### Activity
All of the data goes into your copy exactly as written. Images do not.
──────── Material for the task
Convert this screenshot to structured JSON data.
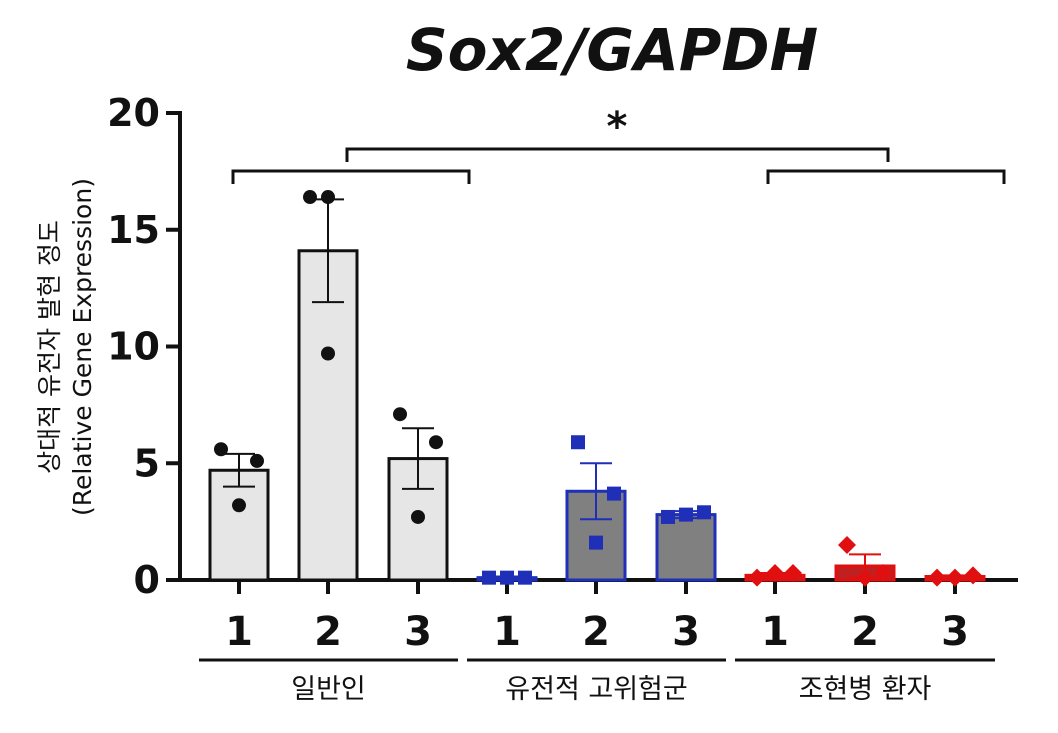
{
  "chart_data": {
    "type": "bar",
    "title": "Sox2/GAPDH",
    "ylabel_line1": "상대적 유전자 발현 정도",
    "ylabel_line2": "(Relative Gene Expression)",
    "ylim": [
      0,
      20
    ],
    "yticks": [
      "0",
      "5",
      "10",
      "15",
      "20"
    ],
    "grid": false,
    "groups": [
      {
        "name": "일반인",
        "color": "#111111",
        "fill": "#e6e6e6",
        "marker": "circle",
        "categories": [
          "1",
          "2",
          "3"
        ],
        "values": [
          4.7,
          14.1,
          5.2
        ],
        "errors": [
          0.7,
          2.2,
          1.3
        ],
        "points": [
          [
            5.6,
            5.1,
            3.2
          ],
          [
            16.4,
            16.4,
            9.7
          ],
          [
            7.1,
            5.9,
            2.7
          ]
        ]
      },
      {
        "name": "유전적 고위험군",
        "color": "#1f2fb8",
        "fill": "#808080",
        "marker": "square",
        "categories": [
          "1",
          "2",
          "3"
        ],
        "values": [
          0.1,
          3.8,
          2.8
        ],
        "errors": [
          0.05,
          1.2,
          0.15
        ],
        "points": [
          [
            0.1,
            0.1,
            0.1
          ],
          [
            5.9,
            3.7,
            1.6
          ],
          [
            2.7,
            2.9,
            2.8
          ]
        ]
      },
      {
        "name": "조현병 환자",
        "color": "#e01010",
        "fill": "#c02020",
        "marker": "diamond",
        "categories": [
          "1",
          "2",
          "3"
        ],
        "values": [
          0.2,
          0.6,
          0.15
        ],
        "errors": [
          0.1,
          0.5,
          0.05
        ],
        "points": [
          [
            0.1,
            0.3,
            0.3
          ],
          [
            1.5,
            0.3,
            0.1
          ],
          [
            0.1,
            0.2,
            0.1
          ]
        ]
      }
    ],
    "significance": {
      "label": "*",
      "between": [
        "일반인",
        "조현병 환자"
      ]
    }
  }
}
────────────────
### Task answer
Convert this screenshot to structured JSON data.
{
  "chart_data": {
    "type": "bar",
    "title": "Sox2/GAPDH",
    "ylabel_line1": "상대적 유전자 발현 정도",
    "ylabel_line2": "(Relative Gene Expression)",
    "ylim": [
      0,
      20
    ],
    "yticks": [
      "0",
      "5",
      "10",
      "15",
      "20"
    ],
    "grid": false,
    "groups": [
      {
        "name": "일반인",
        "color": "#111111",
        "fill": "#e6e6e6",
        "marker": "circle",
        "categories": [
          "1",
          "2",
          "3"
        ],
        "values": [
          4.7,
          14.1,
          5.2
        ],
        "errors": [
          0.7,
          2.2,
          1.3
        ],
        "points": [
          [
            5.6,
            5.1,
            3.2
          ],
          [
            16.4,
            16.4,
            9.7
          ],
          [
            7.1,
            5.9,
            2.7
          ]
        ]
      },
      {
        "name": "유전적 고위험군",
        "color": "#1f2fb8",
        "fill": "#808080",
        "marker": "square",
        "categories": [
          "1",
          "2",
          "3"
        ],
        "values": [
          0.1,
          3.8,
          2.8
        ],
        "errors": [
          0.05,
          1.2,
          0.15
        ],
        "points": [
          [
            0.1,
            0.1,
            0.1
          ],
          [
            5.9,
            3.7,
            1.6
          ],
          [
            2.7,
            2.9,
            2.8
          ]
        ]
      },
      {
        "name": "조현병 환자",
        "color": "#e01010",
        "fill": "#c02020",
        "marker": "diamond",
        "categories": [
          "1",
          "2",
          "3"
        ],
        "values": [
          0.2,
          0.6,
          0.15
        ],
        "errors": [
          0.1,
          0.5,
          0.05
        ],
        "points": [
          [
            0.1,
            0.3,
            0.3
          ],
          [
            1.5,
            0.3,
            0.1
          ],
          [
            0.1,
            0.2,
            0.1
          ]
        ]
      }
    ],
    "significance": {
      "label": "*",
      "between": [
        "일반인",
        "조현병 환자"
      ]
    }
  }
}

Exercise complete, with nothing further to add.